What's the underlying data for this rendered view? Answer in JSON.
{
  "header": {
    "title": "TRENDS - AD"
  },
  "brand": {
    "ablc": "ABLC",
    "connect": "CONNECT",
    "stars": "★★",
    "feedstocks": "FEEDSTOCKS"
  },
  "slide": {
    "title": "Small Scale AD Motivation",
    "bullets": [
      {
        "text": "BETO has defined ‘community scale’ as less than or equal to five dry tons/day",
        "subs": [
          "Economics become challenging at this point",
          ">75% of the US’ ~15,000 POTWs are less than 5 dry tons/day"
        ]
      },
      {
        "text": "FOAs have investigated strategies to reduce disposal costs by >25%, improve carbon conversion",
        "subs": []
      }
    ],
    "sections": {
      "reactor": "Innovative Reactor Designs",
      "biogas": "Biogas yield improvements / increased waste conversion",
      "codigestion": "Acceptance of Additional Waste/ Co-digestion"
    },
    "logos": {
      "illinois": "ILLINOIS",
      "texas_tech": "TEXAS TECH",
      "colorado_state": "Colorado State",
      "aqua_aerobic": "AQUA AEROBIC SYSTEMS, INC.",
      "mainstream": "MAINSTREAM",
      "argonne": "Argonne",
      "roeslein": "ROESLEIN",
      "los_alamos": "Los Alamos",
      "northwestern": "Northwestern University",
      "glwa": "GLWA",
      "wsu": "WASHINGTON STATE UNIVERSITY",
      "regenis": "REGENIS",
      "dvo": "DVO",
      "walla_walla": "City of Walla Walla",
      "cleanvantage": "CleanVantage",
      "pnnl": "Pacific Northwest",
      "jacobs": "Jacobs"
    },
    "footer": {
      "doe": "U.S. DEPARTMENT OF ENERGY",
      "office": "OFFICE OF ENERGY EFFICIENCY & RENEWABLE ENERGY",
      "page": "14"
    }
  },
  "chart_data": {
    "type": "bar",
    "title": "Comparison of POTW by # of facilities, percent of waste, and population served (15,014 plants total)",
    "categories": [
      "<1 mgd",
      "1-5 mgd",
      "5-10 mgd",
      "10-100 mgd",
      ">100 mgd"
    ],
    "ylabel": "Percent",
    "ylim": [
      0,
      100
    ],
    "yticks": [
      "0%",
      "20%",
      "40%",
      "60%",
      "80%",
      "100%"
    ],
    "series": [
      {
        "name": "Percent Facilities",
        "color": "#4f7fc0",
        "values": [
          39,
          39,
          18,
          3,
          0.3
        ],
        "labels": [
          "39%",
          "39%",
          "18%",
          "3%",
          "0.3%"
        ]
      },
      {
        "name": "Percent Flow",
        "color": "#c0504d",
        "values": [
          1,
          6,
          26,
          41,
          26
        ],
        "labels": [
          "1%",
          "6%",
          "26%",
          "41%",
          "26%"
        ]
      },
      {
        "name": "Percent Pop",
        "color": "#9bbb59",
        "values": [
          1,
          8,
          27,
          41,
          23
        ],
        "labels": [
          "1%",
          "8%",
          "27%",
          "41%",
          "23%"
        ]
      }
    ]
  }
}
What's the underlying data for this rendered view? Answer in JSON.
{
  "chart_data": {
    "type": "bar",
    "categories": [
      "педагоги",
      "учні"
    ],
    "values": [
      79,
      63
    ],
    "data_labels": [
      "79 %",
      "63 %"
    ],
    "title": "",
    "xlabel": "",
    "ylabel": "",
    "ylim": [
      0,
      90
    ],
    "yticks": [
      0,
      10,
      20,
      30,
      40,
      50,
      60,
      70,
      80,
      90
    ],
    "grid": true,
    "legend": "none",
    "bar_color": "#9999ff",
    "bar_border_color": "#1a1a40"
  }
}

**Exercise objective**
Gather each line in the data that holds the string "less".

**Response to this exercise**
        "text": "BETO has defined ‘community scale’ as less than or equal to five dry tons/day",
          ">75% of the US’ ~15,000 POTWs are less than 5 dry tons/day"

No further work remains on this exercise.